THE RECORDS:
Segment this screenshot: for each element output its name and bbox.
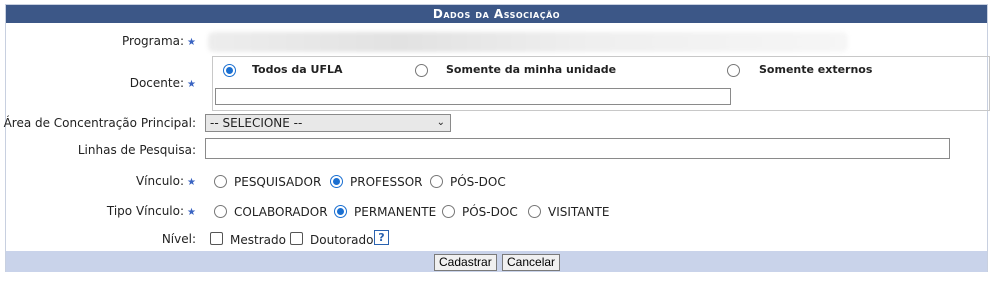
cadastrar-button[interactable]: Cadastrar: [434, 254, 497, 271]
nivel-label: Nível:: [161, 232, 196, 246]
programa-value-redacted: [208, 32, 848, 52]
form-footer: Cadastrar Cancelar: [6, 251, 987, 272]
area-select[interactable]: -- SELECIONE -- ⌄: [205, 114, 451, 132]
radio-vinculo-professor[interactable]: [330, 175, 343, 188]
required-star-icon: ★: [187, 37, 196, 48]
radio-tipo-visitante-label: VISITANTE: [548, 205, 610, 219]
docente-group: Todos da UFLA Somente da minha unidade S…: [212, 56, 990, 111]
programa-label: Programa: ★: [122, 34, 196, 48]
required-star-icon: ★: [187, 177, 196, 188]
radio-vinculo-professor-label: PROFESSOR: [350, 175, 423, 189]
radio-tipo-visitante[interactable]: [528, 205, 541, 218]
radio-tipo-colaborador-label: COLABORADOR: [234, 205, 328, 219]
required-star-icon: ★: [187, 207, 196, 218]
radio-vinculo-pesquisador-label: PESQUISADOR: [234, 175, 322, 189]
radio-vinculo-pesquisador[interactable]: [214, 175, 227, 188]
checkbox-mestrado[interactable]: [210, 232, 223, 245]
radio-docente-todos-label: Todos da UFLA: [252, 63, 343, 76]
radio-docente-unidade-label: Somente da minha unidade: [446, 63, 617, 76]
help-icon[interactable]: ?: [374, 230, 389, 245]
radio-tipo-permanente[interactable]: [334, 205, 347, 218]
required-star-icon: ★: [187, 79, 196, 90]
form-title: Dados da Associação: [6, 5, 987, 23]
radio-tipo-posdoc-label: PÓS-DOC: [462, 205, 518, 219]
checkbox-doutorado-label: Doutorado: [310, 233, 374, 247]
radio-vinculo-posdoc[interactable]: [430, 175, 443, 188]
chevron-down-icon: ⌄: [436, 117, 445, 128]
cancelar-button[interactable]: Cancelar: [502, 254, 561, 271]
radio-tipo-posdoc[interactable]: [442, 205, 455, 218]
radio-docente-externos[interactable]: [727, 64, 740, 77]
vinculo-label: Vínculo: ★: [135, 174, 196, 188]
radio-docente-externos-label: Somente externos: [759, 63, 873, 76]
association-form: Dados da Associação Programa: ★ Docente: ★…: [3, 4, 990, 272]
checkbox-mestrado-label: Mestrado: [230, 233, 286, 247]
radio-tipo-permanente-label: PERMANENTE: [354, 205, 437, 219]
area-label: Área de Concentração Principal:: [3, 116, 196, 130]
radio-tipo-colaborador[interactable]: [214, 205, 227, 218]
tipo-vinculo-label: Tipo Vínculo: ★: [106, 204, 196, 218]
radio-docente-todos[interactable]: [223, 64, 236, 77]
docente-label: Docente: ★: [129, 76, 196, 90]
linhas-input[interactable]: [205, 138, 950, 159]
checkbox-doutorado[interactable]: [290, 232, 303, 245]
radio-vinculo-posdoc-label: PÓS-DOC: [450, 175, 506, 189]
radio-docente-unidade[interactable]: [415, 64, 428, 77]
linhas-label: Linhas de Pesquisa:: [77, 143, 196, 157]
area-select-value: -- SELECIONE --: [210, 116, 303, 130]
docente-search-input[interactable]: [215, 88, 731, 105]
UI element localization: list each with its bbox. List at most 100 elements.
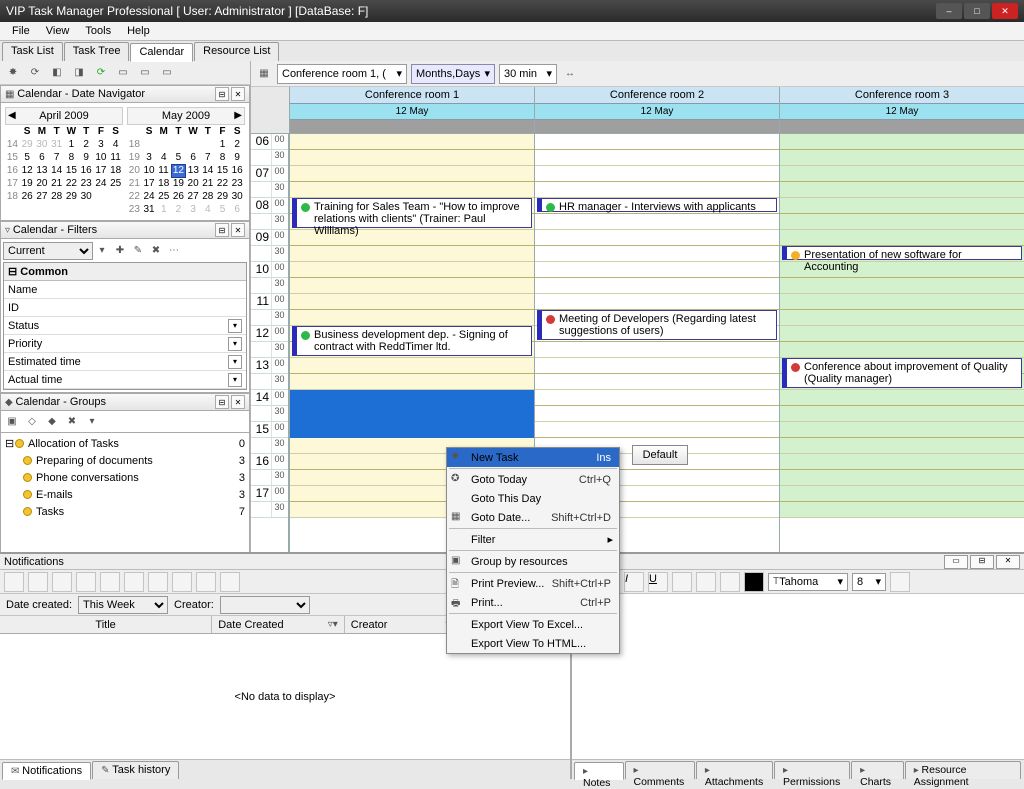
groups-tool-4[interactable]: ✖	[63, 413, 81, 431]
mini-calendar-left[interactable]: April 2009◀SMTWTFS1429303112341556789101…	[5, 107, 123, 216]
ctx-print-preview[interactable]: 🗎 Print Preview... Shift+Ctrl+P	[447, 574, 619, 593]
detail-tab[interactable]: ▸ Attachments	[696, 761, 773, 779]
cal-tool-1[interactable]: ▦	[255, 65, 273, 83]
dt-color-icon[interactable]	[744, 572, 764, 592]
ctx-goto-today[interactable]: ✪ Goto Today Ctrl+Q	[447, 470, 619, 489]
notif-tool-3[interactable]	[52, 572, 72, 592]
creator-combo[interactable]	[220, 596, 310, 614]
detail-tab[interactable]: ▸ Permissions	[774, 761, 850, 779]
ctx-print[interactable]: 🖶 Print... Ctrl+P	[447, 593, 619, 612]
calendar-event[interactable]: Meeting of Developers (Regarding latest …	[537, 310, 777, 340]
dt-italic-icon[interactable]: I	[624, 572, 644, 592]
notif-tool-6[interactable]	[124, 572, 144, 592]
maximize-button[interactable]: □	[964, 3, 990, 19]
filter-row[interactable]: Actual time▾	[4, 371, 246, 389]
group-item[interactable]: Phone conversations3	[23, 469, 245, 486]
menu-help[interactable]: Help	[119, 23, 158, 39]
groups-tool-3[interactable]: ◆	[43, 413, 61, 431]
ctx-new-task[interactable]: ✸ New Task Ins	[447, 448, 619, 467]
dt-extra-icon[interactable]	[890, 572, 910, 592]
tab-resource-list[interactable]: Resource List	[194, 42, 279, 61]
ctx-goto-date[interactable]: ▦ Goto Date... Shift+Ctrl+D	[447, 508, 619, 527]
detail-tab[interactable]: ▸ Charts	[851, 761, 904, 779]
col-creator[interactable]: Creator▾	[345, 616, 458, 633]
pin-icon[interactable]: ⊟	[215, 223, 229, 237]
tool-btn-2[interactable]: ⟳	[26, 64, 44, 82]
tool-btn-4[interactable]: ◨	[70, 64, 88, 82]
time-selection[interactable]	[290, 390, 534, 438]
detail-tab[interactable]: ▸ Resource Assignment	[905, 761, 1021, 779]
filter-row[interactable]: Estimated time▾	[4, 353, 246, 371]
tool-btn-3[interactable]: ◧	[48, 64, 66, 82]
room-header[interactable]: Conference room 1 12 May	[289, 87, 534, 133]
filter-tool-3[interactable]: ✎	[129, 242, 147, 260]
group-item[interactable]: E-mails3	[23, 486, 245, 503]
groups-tool-1[interactable]: ▣	[3, 413, 21, 431]
dt-align-r-icon[interactable]	[720, 572, 740, 592]
font-size-combo[interactable]: 8▾	[852, 573, 886, 591]
tab-notifications[interactable]: ✉ Notifications	[2, 762, 91, 780]
tab-calendar[interactable]: Calendar	[130, 43, 193, 62]
ctx-group-by[interactable]: ▣ Group by resources	[447, 552, 619, 571]
notif-tool-9[interactable]	[196, 572, 216, 592]
filter-apply-icon[interactable]: ▾	[93, 242, 111, 260]
filter-tool-5[interactable]: ⋯	[165, 242, 183, 260]
dt-align-l-icon[interactable]	[672, 572, 692, 592]
filter-row[interactable]: Status▾	[4, 317, 246, 335]
ctx-export-excel[interactable]: Export View To Excel...	[447, 615, 619, 634]
panel-restore-icon[interactable]: ▭	[944, 555, 968, 569]
slot-size-combo[interactable]: 30 min▾	[499, 64, 557, 84]
ctx-filter[interactable]: Filter▸	[447, 530, 619, 549]
col-title[interactable]: Title	[0, 616, 212, 633]
tab-task-history[interactable]: ✎ Task history	[92, 761, 179, 779]
mini-calendar-right[interactable]: May 2009▶SMTWTFS181219345678920101112131…	[127, 107, 245, 216]
calendar-event[interactable]: Training for Sales Team - "How to improv…	[292, 198, 532, 228]
font-combo[interactable]: T Tahoma▾	[768, 573, 848, 591]
panel-close-icon[interactable]: ✕	[996, 555, 1020, 569]
room-header[interactable]: Conference room 2 12 May	[534, 87, 779, 133]
room-header[interactable]: Conference room 3 12 May	[779, 87, 1024, 133]
groups-tool-2[interactable]: ◇	[23, 413, 41, 431]
dt-align-c-icon[interactable]	[696, 572, 716, 592]
col-date[interactable]: Date Created▿▾	[212, 616, 345, 633]
menu-tools[interactable]: Tools	[77, 23, 119, 39]
filter-row[interactable]: Name	[4, 281, 246, 299]
notif-tool-1[interactable]	[4, 572, 24, 592]
detail-tab[interactable]: ▸ Comments	[625, 761, 695, 779]
panel-pin-icon[interactable]: ⊟	[970, 555, 994, 569]
resource-combo[interactable]: Conference room 1, (▾	[277, 64, 407, 84]
filter-preset-combo[interactable]: Current	[3, 242, 93, 260]
filter-tool-2[interactable]: ✚	[111, 242, 129, 260]
pin-icon[interactable]: ⊟	[215, 395, 229, 409]
group-item[interactable]: Preparing of documents3	[23, 452, 245, 469]
pin-icon[interactable]: ⊟	[215, 87, 229, 101]
notif-tool-5[interactable]	[100, 572, 120, 592]
close-pane-icon[interactable]: ✕	[231, 87, 245, 101]
new-task-icon[interactable]: ✸	[4, 64, 22, 82]
date-created-combo[interactable]: This Week	[78, 596, 168, 614]
ctx-goto-this-day[interactable]: Goto This Day	[447, 489, 619, 508]
ctx-export-html[interactable]: Export View To HTML...	[447, 634, 619, 653]
filter-row[interactable]: Priority▾	[4, 335, 246, 353]
detail-body[interactable]	[572, 594, 1024, 759]
tool-btn-7[interactable]: ▭	[136, 64, 154, 82]
refresh-icon[interactable]: ⟳	[92, 64, 110, 82]
notif-tool-2[interactable]	[28, 572, 48, 592]
tool-btn-6[interactable]: ▭	[114, 64, 132, 82]
tab-task-list[interactable]: Task List	[2, 42, 63, 61]
calendar-event[interactable]: Business development dep. - Signing of c…	[292, 326, 532, 356]
groups-tool-5[interactable]: ▾	[83, 413, 101, 431]
menu-view[interactable]: View	[38, 23, 78, 39]
notif-tool-8[interactable]	[172, 572, 192, 592]
dt-under-icon[interactable]: U	[648, 572, 668, 592]
range-button[interactable]: Months,Days▾	[411, 64, 495, 84]
tab-task-tree[interactable]: Task Tree	[64, 42, 130, 61]
calendar-event[interactable]: HR manager - Interviews with applicants	[537, 198, 777, 212]
notif-tool-4[interactable]	[76, 572, 96, 592]
group-item[interactable]: Tasks7	[23, 503, 245, 520]
minimize-button[interactable]: –	[936, 3, 962, 19]
default-button[interactable]: Default	[632, 445, 688, 465]
tool-btn-8[interactable]: ▭	[158, 64, 176, 82]
filter-tool-4[interactable]: ✖	[147, 242, 165, 260]
close-pane-icon[interactable]: ✕	[231, 223, 245, 237]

WHAT YOU WILL DO: Pull out each line from the entries above that contains the string "item" and copy those lines.

ANSWER:
group-item[interactable]: Phone conversations3	[23, 469, 245, 486]
group-item[interactable]: E-mails3	[23, 486, 245, 503]
group-item[interactable]: Preparing of documents3	[23, 452, 245, 469]
group-item[interactable]: Tasks7	[23, 503, 245, 520]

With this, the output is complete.